Task:
Copy the data below exactly.

Recorded data:

>>>>>

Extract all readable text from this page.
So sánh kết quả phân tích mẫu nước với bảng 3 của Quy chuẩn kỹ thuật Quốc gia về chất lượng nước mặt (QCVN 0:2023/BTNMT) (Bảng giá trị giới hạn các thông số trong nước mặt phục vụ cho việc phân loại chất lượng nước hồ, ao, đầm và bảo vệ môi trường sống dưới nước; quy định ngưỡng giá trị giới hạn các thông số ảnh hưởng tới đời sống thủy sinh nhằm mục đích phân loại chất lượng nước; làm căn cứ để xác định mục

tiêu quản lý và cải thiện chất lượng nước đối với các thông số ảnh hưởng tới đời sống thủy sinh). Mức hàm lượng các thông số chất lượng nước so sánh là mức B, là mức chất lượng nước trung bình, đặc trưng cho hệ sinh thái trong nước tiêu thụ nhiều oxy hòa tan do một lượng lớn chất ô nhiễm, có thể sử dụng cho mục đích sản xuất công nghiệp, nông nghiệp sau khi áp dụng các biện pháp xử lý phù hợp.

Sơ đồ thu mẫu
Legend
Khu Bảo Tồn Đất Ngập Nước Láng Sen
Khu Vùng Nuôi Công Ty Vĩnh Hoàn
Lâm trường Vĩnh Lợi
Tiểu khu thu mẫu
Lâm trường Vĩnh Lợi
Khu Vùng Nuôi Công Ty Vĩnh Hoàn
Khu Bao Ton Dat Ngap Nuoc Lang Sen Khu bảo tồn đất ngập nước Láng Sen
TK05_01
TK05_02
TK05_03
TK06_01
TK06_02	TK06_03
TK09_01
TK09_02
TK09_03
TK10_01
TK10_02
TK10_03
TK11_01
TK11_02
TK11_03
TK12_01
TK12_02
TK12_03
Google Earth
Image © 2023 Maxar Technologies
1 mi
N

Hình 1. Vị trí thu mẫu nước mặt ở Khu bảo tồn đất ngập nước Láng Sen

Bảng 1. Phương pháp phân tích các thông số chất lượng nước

<<<<<

Solution for this exercise:
Extract all readable text from this page.
So sánh kết quả phân tích mẫu nước với bảng 3 của Quy chuẩn kỹ thuật Quốc gia về chất lượng nước mặt (QCVN 0:2023/BTNMT) (Bảng giá trị giới hạn các thông số trong nước mặt phục vụ cho việc phân loại chất lượng nước hồ, ao, đầm và bảo vệ môi trường sống dưới nước; quy định ngưỡng giá trị giới hạn các thông số ảnh hưởng tới đời sống thủy sinh nhằm mục đích phân loại chất lượng nước; làm căn cứ để xác định mục

tiêu quản lý và cải thiện chất lượng nước đối với các thông số ảnh hưởng tới đời sống thủy sinh). Mức hàm lượng các thông số chất lượng nước so sánh là mức B, là mức chất lượng nước trung bình, đặc trưng cho hệ sinh thái trong nước tiêu thụ nhiều oxy hòa tan do một lượng lớn chất ô nhiễm, có thể sử dụng cho mục đích sản xuất công nghiệp, nông nghiệp sau khi áp dụng các biện pháp xử lý phù hợp.

Sơ đồ thu mẫu
Legend
Khu Bảo Tồn Đất Ngập Nước Láng Sen
Khu Vùng Nuôi Công Ty Vĩnh Hoàn
Lâm trường Vĩnh Lợi
Tiểu khu thu mẫu
Lâm trường Vĩnh Lợi
Khu Vùng Nuôi Công Ty Vĩnh Hoàn
Khu Bao Ton Dat Ngap Nuoc Lang Sen Khu bảo tồn đất ngập nước Láng Sen
TK05_01
TK05_02
TK05_03
TK06_01
TK06_02	TK06_03
TK09_01
TK09_02
TK09_03
TK10_01
TK10_02
TK10_03
TK11_01
TK11_02
TK11_03
TK12_01
TK12_02
TK12_03
Google Earth
Image © 2023 Maxar Technologies
1 mi
N

Hình 1. Vị trí thu mẫu nước mặt ở Khu bảo tồn đất ngập nước Láng Sen

Bảng 1. Phương pháp phân tích các thông số chất lượng nước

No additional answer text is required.